>> Start Available data

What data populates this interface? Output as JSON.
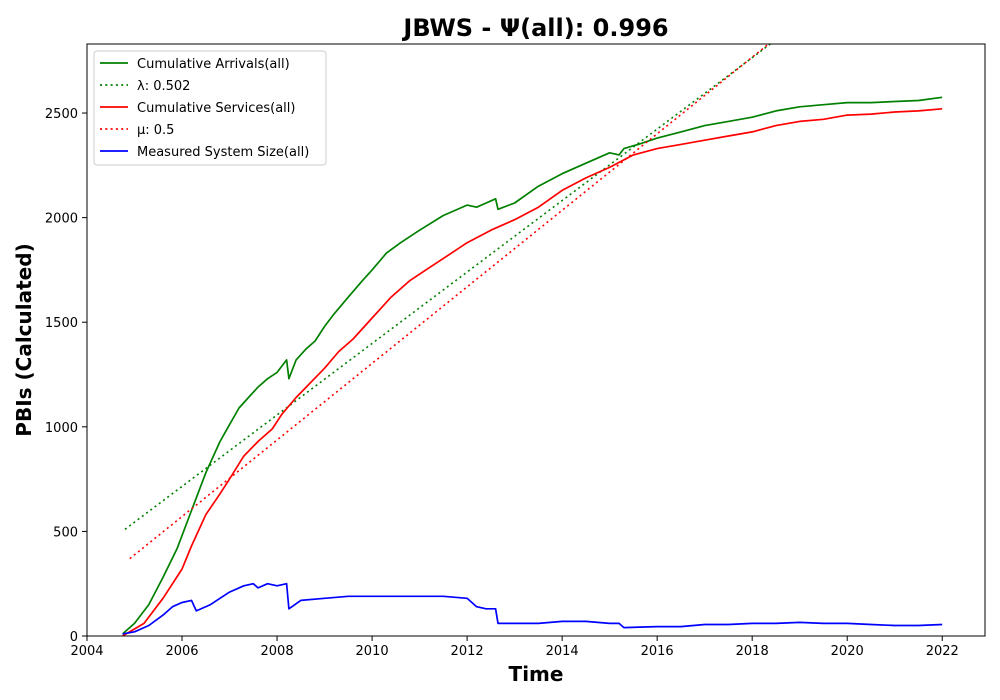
{
  "chart_data": {
    "type": "line",
    "title": "JBWS -  Ψ(all): 0.996",
    "xlabel": "Time",
    "ylabel": "PBIs (Calculated)",
    "xlim": [
      2004.0,
      2022.9
    ],
    "ylim": [
      0,
      2830
    ],
    "x_ticks": [
      2004,
      2006,
      2008,
      2010,
      2012,
      2014,
      2016,
      2018,
      2020,
      2022
    ],
    "x_tick_labels": [
      "2004",
      "2006",
      "2008",
      "2010",
      "2012",
      "2014",
      "2016",
      "2018",
      "2020",
      "2022"
    ],
    "y_ticks": [
      0,
      500,
      1000,
      1500,
      2000,
      2500
    ],
    "y_tick_labels": [
      "0",
      "500",
      "1000",
      "1500",
      "2000",
      "2500"
    ],
    "grid": false,
    "legend_position": "top-left",
    "series": [
      {
        "name": "Cumulative Arrivals(all)",
        "style": "solid",
        "color": "#008000",
        "x": [
          2004.75,
          2005.0,
          2005.3,
          2005.6,
          2005.9,
          2006.2,
          2006.5,
          2006.8,
          2007.0,
          2007.2,
          2007.4,
          2007.6,
          2007.8,
          2008.0,
          2008.2,
          2008.25,
          2008.4,
          2008.6,
          2008.8,
          2009.0,
          2009.2,
          2009.5,
          2009.8,
          2010.0,
          2010.3,
          2010.6,
          2011.0,
          2011.5,
          2012.0,
          2012.2,
          2012.4,
          2012.6,
          2012.65,
          2013.0,
          2013.5,
          2014.0,
          2014.5,
          2015.0,
          2015.2,
          2015.3,
          2015.6,
          2016.0,
          2016.5,
          2017.0,
          2017.5,
          2018.0,
          2018.5,
          2019.0,
          2019.5,
          2020.0,
          2020.5,
          2021.0,
          2021.5,
          2022.0
        ],
        "y": [
          10,
          60,
          150,
          280,
          420,
          600,
          780,
          930,
          1010,
          1090,
          1140,
          1190,
          1230,
          1260,
          1320,
          1230,
          1320,
          1370,
          1410,
          1480,
          1540,
          1620,
          1700,
          1750,
          1830,
          1880,
          1940,
          2010,
          2060,
          2050,
          2070,
          2090,
          2040,
          2070,
          2150,
          2210,
          2260,
          2310,
          2300,
          2330,
          2350,
          2380,
          2410,
          2440,
          2460,
          2480,
          2510,
          2530,
          2540,
          2550,
          2550,
          2555,
          2560,
          2575
        ]
      },
      {
        "name": "λ: 0.502",
        "style": "dotted",
        "color": "#008000",
        "x": [
          2004.8,
          2018.5
        ],
        "y": [
          510,
          2850
        ]
      },
      {
        "name": "Cumulative Services(all)",
        "style": "solid",
        "color": "#ff0000",
        "x": [
          2004.75,
          2005.2,
          2005.6,
          2006.0,
          2006.2,
          2006.5,
          2006.8,
          2007.0,
          2007.3,
          2007.6,
          2007.9,
          2008.1,
          2008.4,
          2008.7,
          2009.0,
          2009.3,
          2009.6,
          2010.0,
          2010.4,
          2010.8,
          2011.2,
          2011.6,
          2012.0,
          2012.5,
          2013.0,
          2013.5,
          2014.0,
          2014.5,
          2015.0,
          2015.5,
          2016.0,
          2016.5,
          2017.0,
          2017.5,
          2018.0,
          2018.5,
          2019.0,
          2019.5,
          2020.0,
          2020.5,
          2021.0,
          2021.5,
          2022.0
        ],
        "y": [
          0,
          60,
          180,
          320,
          430,
          580,
          680,
          750,
          860,
          930,
          990,
          1060,
          1140,
          1210,
          1280,
          1360,
          1420,
          1520,
          1620,
          1700,
          1760,
          1820,
          1880,
          1940,
          1990,
          2050,
          2130,
          2190,
          2240,
          2300,
          2330,
          2350,
          2370,
          2390,
          2410,
          2440,
          2460,
          2470,
          2490,
          2495,
          2505,
          2510,
          2520
        ]
      },
      {
        "name": "μ: 0.5",
        "style": "dotted",
        "color": "#ff0000",
        "x": [
          2004.9,
          2018.4
        ],
        "y": [
          370,
          2840
        ]
      },
      {
        "name": "Measured System Size(all)",
        "style": "solid",
        "color": "#0000ff",
        "x": [
          2004.75,
          2005.0,
          2005.3,
          2005.6,
          2005.8,
          2006.0,
          2006.2,
          2006.3,
          2006.6,
          2006.8,
          2007.0,
          2007.3,
          2007.5,
          2007.6,
          2007.8,
          2008.0,
          2008.2,
          2008.25,
          2008.5,
          2009.0,
          2009.5,
          2010.0,
          2010.5,
          2011.0,
          2011.5,
          2012.0,
          2012.2,
          2012.4,
          2012.6,
          2012.65,
          2013.0,
          2013.5,
          2014.0,
          2014.5,
          2015.0,
          2015.2,
          2015.3,
          2016.0,
          2016.5,
          2017.0,
          2017.5,
          2018.0,
          2018.5,
          2019.0,
          2019.5,
          2020.0,
          2020.5,
          2021.0,
          2021.5,
          2022.0
        ],
        "y": [
          10,
          20,
          50,
          100,
          140,
          160,
          170,
          120,
          150,
          180,
          210,
          240,
          250,
          230,
          250,
          240,
          250,
          130,
          170,
          180,
          190,
          190,
          190,
          190,
          190,
          180,
          140,
          130,
          130,
          60,
          60,
          60,
          70,
          70,
          60,
          60,
          40,
          45,
          45,
          55,
          55,
          60,
          60,
          65,
          60,
          60,
          55,
          50,
          50,
          55
        ]
      }
    ]
  }
}
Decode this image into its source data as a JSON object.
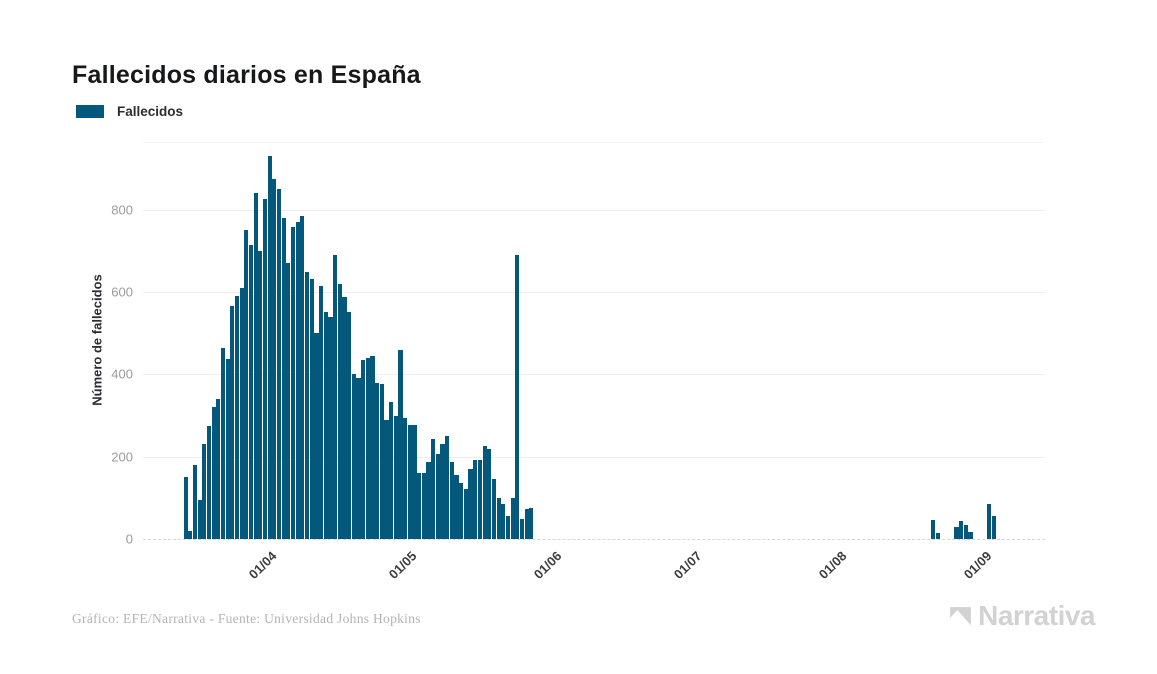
{
  "header": {
    "title": "Fallecidos diarios en España"
  },
  "legend": {
    "label": "Fallecidos",
    "swatch_color": "#04587C"
  },
  "footer": {
    "credit": "Gráfico: EFE/Narrativa - Fuente: Universidad Johns Hopkins"
  },
  "brand": {
    "name": "Narrativa",
    "logo_color": "#d2d2d2"
  },
  "chart_data": {
    "type": "bar",
    "title": "Fallecidos diarios en España",
    "series_name": "Fallecidos",
    "bar_color": "#04587C",
    "ylabel": "Número de fallecidos",
    "xlabel": "",
    "grid": true,
    "legend_position": "top-left",
    "y_ticks": [
      0,
      200,
      400,
      600,
      800
    ],
    "y_max": 962,
    "x_start_date": "14/03/2020",
    "x_end_date": "06/09/2020",
    "x_tick_labels": [
      "01/04",
      "01/05",
      "01/06",
      "01/07",
      "01/08",
      "01/09"
    ],
    "x_tick_indices": [
      18,
      48,
      79,
      109,
      140,
      171
    ],
    "values": [
      150,
      20,
      180,
      95,
      230,
      275,
      320,
      340,
      465,
      437,
      565,
      590,
      610,
      750,
      715,
      840,
      700,
      825,
      930,
      875,
      850,
      780,
      670,
      758,
      770,
      785,
      649,
      631,
      501,
      615,
      551,
      540,
      690,
      620,
      588,
      551,
      402,
      390,
      435,
      440,
      444,
      380,
      376,
      288,
      333,
      300,
      458,
      295,
      278,
      278,
      160,
      160,
      187,
      244,
      207,
      230,
      250,
      187,
      155,
      137,
      122,
      171,
      191,
      191,
      226,
      218,
      145,
      100,
      86,
      57,
      100,
      690,
      49,
      72,
      75,
      0,
      0,
      0,
      0,
      0,
      0,
      0,
      0,
      0,
      0,
      0,
      0,
      0,
      0,
      0,
      0,
      0,
      0,
      0,
      0,
      0,
      0,
      0,
      0,
      0,
      0,
      0,
      0,
      0,
      0,
      0,
      0,
      0,
      0,
      0,
      0,
      0,
      0,
      0,
      0,
      0,
      0,
      0,
      0,
      0,
      0,
      0,
      0,
      0,
      0,
      0,
      0,
      0,
      0,
      0,
      0,
      0,
      0,
      0,
      0,
      0,
      0,
      0,
      0,
      0,
      0,
      0,
      0,
      0,
      0,
      0,
      0,
      0,
      0,
      0,
      0,
      0,
      0,
      0,
      0,
      0,
      0,
      0,
      0,
      0,
      45,
      15,
      0,
      0,
      0,
      30,
      43,
      33,
      17,
      0,
      0,
      0,
      85,
      55,
      0,
      0,
      0
    ]
  }
}
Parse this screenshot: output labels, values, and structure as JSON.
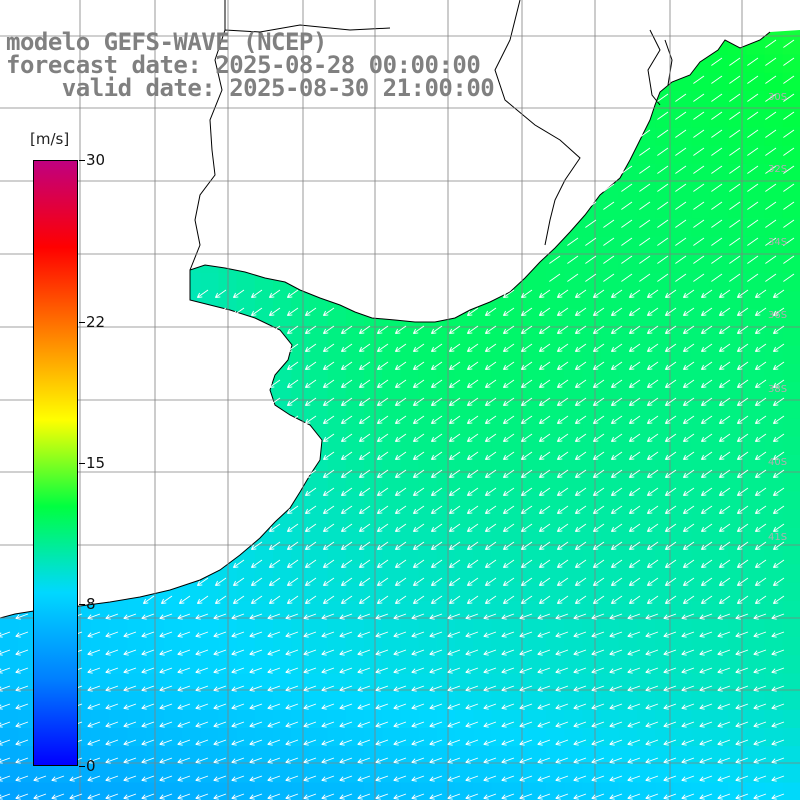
{
  "title": {
    "line1": "modelo GEFS-WAVE (NCEP)",
    "line2": "forecast date: 2025-08-28 00:00:00",
    "line3": "    valid date: 2025-08-30 21:00:00"
  },
  "colorbar": {
    "unit": "[m/s]",
    "ticks": [
      {
        "label": "30",
        "value": 30
      },
      {
        "label": "22",
        "value": 22
      },
      {
        "label": "15",
        "value": 15
      },
      {
        "label": "8",
        "value": 8
      },
      {
        "label": "0",
        "value": 0
      }
    ],
    "stops": [
      "#0000ff",
      "#0080ff",
      "#00d8ff",
      "#00ff40",
      "#ffff00",
      "#ff8000",
      "#ff0000",
      "#c00080"
    ]
  },
  "map": {
    "variable": "wind speed",
    "land_color": "#ffffff",
    "coast_color": "#000000",
    "grid_color": "#808080",
    "arrow_color": "#ffffff",
    "lat_labels": [
      "30S",
      "32S",
      "34S",
      "36S",
      "38S",
      "40S",
      "41S"
    ]
  }
}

>> End Available data

Pull out each line of the entries that contains "title".

» Task output:
    "title": "JBWS -  Ψ(all): 0.996",
    "title": "Fallecidos diarios en España"
    "title": "Fallecidos diarios en España",
  "title": {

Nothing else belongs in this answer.